begin RECORDS TO PROCESS

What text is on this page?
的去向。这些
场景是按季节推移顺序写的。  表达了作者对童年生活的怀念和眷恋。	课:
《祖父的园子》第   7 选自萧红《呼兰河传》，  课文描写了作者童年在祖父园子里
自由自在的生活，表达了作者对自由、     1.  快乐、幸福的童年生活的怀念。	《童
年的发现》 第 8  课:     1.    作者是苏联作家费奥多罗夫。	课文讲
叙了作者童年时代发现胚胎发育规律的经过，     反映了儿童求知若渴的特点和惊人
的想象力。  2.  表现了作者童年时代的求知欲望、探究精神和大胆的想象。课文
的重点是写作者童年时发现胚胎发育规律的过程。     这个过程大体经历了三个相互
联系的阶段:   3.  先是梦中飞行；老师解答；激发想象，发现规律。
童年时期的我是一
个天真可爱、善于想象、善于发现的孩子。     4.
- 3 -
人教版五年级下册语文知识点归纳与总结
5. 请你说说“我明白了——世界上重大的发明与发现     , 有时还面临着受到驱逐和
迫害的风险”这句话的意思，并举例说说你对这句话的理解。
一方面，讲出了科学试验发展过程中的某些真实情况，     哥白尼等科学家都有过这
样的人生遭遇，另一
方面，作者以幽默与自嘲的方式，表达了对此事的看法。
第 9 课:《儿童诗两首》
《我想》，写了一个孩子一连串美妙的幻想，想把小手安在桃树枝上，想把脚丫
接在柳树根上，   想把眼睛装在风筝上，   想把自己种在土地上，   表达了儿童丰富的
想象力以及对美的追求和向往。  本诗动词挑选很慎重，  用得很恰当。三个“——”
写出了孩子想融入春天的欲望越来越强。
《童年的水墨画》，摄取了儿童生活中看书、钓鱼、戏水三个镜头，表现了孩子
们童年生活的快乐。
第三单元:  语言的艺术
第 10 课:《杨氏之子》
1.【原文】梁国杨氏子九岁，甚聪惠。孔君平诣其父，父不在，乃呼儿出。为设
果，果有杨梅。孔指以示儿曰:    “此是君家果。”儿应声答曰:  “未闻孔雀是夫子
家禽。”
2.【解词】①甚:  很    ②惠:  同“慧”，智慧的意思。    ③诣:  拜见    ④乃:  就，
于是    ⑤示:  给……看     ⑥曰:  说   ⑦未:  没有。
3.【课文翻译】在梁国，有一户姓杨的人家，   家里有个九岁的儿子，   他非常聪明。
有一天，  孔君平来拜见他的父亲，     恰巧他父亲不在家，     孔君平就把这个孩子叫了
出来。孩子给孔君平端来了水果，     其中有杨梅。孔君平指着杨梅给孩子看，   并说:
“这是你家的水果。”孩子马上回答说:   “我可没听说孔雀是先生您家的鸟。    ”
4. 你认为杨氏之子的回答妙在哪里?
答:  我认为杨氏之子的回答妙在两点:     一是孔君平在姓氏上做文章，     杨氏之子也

end RECORDS TO PROCESS

- [AIM] Extract all of the data above without altering anything.

- [RESPONSE TO THIS TASK]
What text is on this page?
的去向。这些
场景是按季节推移顺序写的。  表达了作者对童年生活的怀念和眷恋。	课:
《祖父的园子》第   7 选自萧红《呼兰河传》，  课文描写了作者童年在祖父园子里
自由自在的生活，表达了作者对自由、     1.  快乐、幸福的童年生活的怀念。	《童
年的发现》 第 8  课:     1.    作者是苏联作家费奥多罗夫。	课文讲
叙了作者童年时代发现胚胎发育规律的经过，     反映了儿童求知若渴的特点和惊人
的想象力。  2.  表现了作者童年时代的求知欲望、探究精神和大胆的想象。课文
的重点是写作者童年时发现胚胎发育规律的过程。     这个过程大体经历了三个相互
联系的阶段:   3.  先是梦中飞行；老师解答；激发想象，发现规律。
童年时期的我是一
个天真可爱、善于想象、善于发现的孩子。     4.
- 3 -
人教版五年级下册语文知识点归纳与总结
5. 请你说说“我明白了——世界上重大的发明与发现     , 有时还面临着受到驱逐和
迫害的风险”这句话的意思，并举例说说你对这句话的理解。
一方面，讲出了科学试验发展过程中的某些真实情况，     哥白尼等科学家都有过这
样的人生遭遇，另一
方面，作者以幽默与自嘲的方式，表达了对此事的看法。
第 9 课:《儿童诗两首》
《我想》，写了一个孩子一连串美妙的幻想，想把小手安在桃树枝上，想把脚丫
接在柳树根上，   想把眼睛装在风筝上，   想把自己种在土地上，   表达了儿童丰富的
想象力以及对美的追求和向往。  本诗动词挑选很慎重，  用得很恰当。三个“——”
写出了孩子想融入春天的欲望越来越强。
《童年的水墨画》，摄取了儿童生活中看书、钓鱼、戏水三个镜头，表现了孩子
们童年生活的快乐。
第三单元:  语言的艺术
第 10 课:《杨氏之子》
1.【原文】梁国杨氏子九岁，甚聪惠。孔君平诣其父，父不在，乃呼儿出。为设
果，果有杨梅。孔指以示儿曰:    “此是君家果。”儿应声答曰:  “未闻孔雀是夫子
家禽。”
2.【解词】①甚:  很    ②惠:  同“慧”，智慧的意思。    ③诣:  拜见    ④乃:  就，
于是    ⑤示:  给……看     ⑥曰:  说   ⑦未:  没有。
3.【课文翻译】在梁国，有一户姓杨的人家，   家里有个九岁的儿子，   他非常聪明。
有一天，  孔君平来拜见他的父亲，     恰巧他父亲不在家，     孔君平就把这个孩子叫了
出来。孩子给孔君平端来了水果，     其中有杨梅。孔君平指着杨梅给孩子看，   并说:
“这是你家的水果。”孩子马上回答说:   “我可没听说孔雀是先生您家的鸟。    ”
4. 你认为杨氏之子的回答妙在哪里?
答:  我认为杨氏之子的回答妙在两点:     一是孔君平在姓氏上做文章，     杨氏之子也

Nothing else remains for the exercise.